■ Pasaje seleccionado:
======
Esta organización desde el año 2013 ha puesto sus ojos en analizar la función que cumplen los PARAISOS FISCALES o países de baja imposición tributaria, estableciéndose una serie de acciones denominadas BEPS (base ersosion and Proffit Shiffting) cuyo objetivo es luchar contra aquellas estrategias de planificación, evasión o elusión tributaria que ocultan las utilidades para efectos tributarios.

Es tan complejo el problema que los países más ricos del mundo G7 liderado por EE.UU se reunieron el pasado mayo de este año buscando la forma de encontrar soluciones a este problema, que afecta tanto a economías fuertes como en desarrollo, pues según estimaciones de la misma OCDE aproximadamente 300 mil millones reposan en los llamados paraísos fiscales, y las palabras de Joe Biden ha sido: «matemos a los paraísos fiscales»
======
■ Objetivo del ejercicio:
Edita el pasaje sobre los paraísos fiscales desde "Esta organización desde" hasta "para efectos tributarios." inclusive, sustituyendo "luchar contra" por "combatir". Los registros son un material independiente del pasaje.

Datos de segmentación de páginas:
======
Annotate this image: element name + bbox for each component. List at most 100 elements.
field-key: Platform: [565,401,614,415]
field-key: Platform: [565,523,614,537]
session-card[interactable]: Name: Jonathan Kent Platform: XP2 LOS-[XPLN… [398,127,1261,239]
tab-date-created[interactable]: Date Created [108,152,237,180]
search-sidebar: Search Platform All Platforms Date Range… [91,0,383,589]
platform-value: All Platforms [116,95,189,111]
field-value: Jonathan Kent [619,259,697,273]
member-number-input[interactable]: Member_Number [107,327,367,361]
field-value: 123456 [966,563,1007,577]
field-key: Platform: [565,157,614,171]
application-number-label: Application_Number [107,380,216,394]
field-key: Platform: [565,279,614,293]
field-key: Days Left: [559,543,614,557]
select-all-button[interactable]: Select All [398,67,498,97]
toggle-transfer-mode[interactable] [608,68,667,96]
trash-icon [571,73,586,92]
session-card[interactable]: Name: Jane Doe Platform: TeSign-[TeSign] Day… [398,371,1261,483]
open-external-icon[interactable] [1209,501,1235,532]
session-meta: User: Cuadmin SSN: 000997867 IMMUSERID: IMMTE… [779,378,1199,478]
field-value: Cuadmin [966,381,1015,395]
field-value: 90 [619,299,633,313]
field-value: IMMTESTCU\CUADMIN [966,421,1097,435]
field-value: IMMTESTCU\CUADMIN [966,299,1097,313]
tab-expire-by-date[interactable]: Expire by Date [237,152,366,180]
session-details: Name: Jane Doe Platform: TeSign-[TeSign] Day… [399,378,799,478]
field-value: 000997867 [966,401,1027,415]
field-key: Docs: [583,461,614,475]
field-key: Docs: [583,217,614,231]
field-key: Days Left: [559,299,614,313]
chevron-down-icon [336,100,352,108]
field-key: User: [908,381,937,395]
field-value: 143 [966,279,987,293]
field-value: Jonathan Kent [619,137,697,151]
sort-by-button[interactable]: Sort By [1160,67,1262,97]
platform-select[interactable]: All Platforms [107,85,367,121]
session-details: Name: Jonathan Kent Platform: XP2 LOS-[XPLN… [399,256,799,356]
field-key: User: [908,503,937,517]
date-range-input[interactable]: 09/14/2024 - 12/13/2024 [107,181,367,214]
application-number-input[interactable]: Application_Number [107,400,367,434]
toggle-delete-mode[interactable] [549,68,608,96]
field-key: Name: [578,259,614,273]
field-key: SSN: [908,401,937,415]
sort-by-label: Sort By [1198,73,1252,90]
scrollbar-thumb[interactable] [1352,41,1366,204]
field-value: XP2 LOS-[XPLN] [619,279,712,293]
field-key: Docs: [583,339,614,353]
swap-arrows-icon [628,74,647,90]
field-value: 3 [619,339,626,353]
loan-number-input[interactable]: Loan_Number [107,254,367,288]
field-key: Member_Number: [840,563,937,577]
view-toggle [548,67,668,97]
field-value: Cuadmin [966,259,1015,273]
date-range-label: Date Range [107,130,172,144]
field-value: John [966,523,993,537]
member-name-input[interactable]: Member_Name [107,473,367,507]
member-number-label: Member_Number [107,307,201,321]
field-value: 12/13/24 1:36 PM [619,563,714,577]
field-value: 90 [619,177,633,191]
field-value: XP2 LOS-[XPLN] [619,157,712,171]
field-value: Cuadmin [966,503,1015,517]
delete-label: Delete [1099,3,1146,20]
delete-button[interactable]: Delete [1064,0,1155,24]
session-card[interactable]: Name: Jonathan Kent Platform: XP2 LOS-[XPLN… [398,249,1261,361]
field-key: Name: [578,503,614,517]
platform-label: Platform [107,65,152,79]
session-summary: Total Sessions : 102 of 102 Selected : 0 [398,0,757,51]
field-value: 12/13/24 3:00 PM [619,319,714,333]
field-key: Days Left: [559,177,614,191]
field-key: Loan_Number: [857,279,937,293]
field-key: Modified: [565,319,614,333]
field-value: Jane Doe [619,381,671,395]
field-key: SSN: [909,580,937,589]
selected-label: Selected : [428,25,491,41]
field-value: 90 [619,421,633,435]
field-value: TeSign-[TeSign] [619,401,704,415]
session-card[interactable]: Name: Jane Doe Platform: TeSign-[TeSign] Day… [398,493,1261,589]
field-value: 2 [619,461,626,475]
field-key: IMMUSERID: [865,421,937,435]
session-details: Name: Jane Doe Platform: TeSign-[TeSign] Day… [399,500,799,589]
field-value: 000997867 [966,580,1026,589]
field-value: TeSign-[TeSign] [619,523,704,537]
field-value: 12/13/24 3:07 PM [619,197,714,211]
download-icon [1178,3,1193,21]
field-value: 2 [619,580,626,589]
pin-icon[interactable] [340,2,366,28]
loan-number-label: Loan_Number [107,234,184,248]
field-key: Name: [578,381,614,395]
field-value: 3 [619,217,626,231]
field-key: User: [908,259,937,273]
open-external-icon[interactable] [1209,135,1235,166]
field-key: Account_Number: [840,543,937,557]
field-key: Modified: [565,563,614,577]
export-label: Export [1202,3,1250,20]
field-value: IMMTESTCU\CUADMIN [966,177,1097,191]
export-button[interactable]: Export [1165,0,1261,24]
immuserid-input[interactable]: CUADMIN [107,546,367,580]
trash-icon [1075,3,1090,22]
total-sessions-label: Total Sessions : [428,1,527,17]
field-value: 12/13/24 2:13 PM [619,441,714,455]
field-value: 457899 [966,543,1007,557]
======
■ Resultado:
Esta organización desde el año 2013 ha puesto sus ojos en analizar la función que cumplen los PARAISOS FISCALES o países de baja imposición tributaria, estableciéndose una serie de acciones denominadas BEPS (base ersosion and Proffit Shiffting) cuyo objetivo es combatir aquellas estrategias de planificación, evasión o elusión tributaria que ocultan las utilidades para efectos tributarios.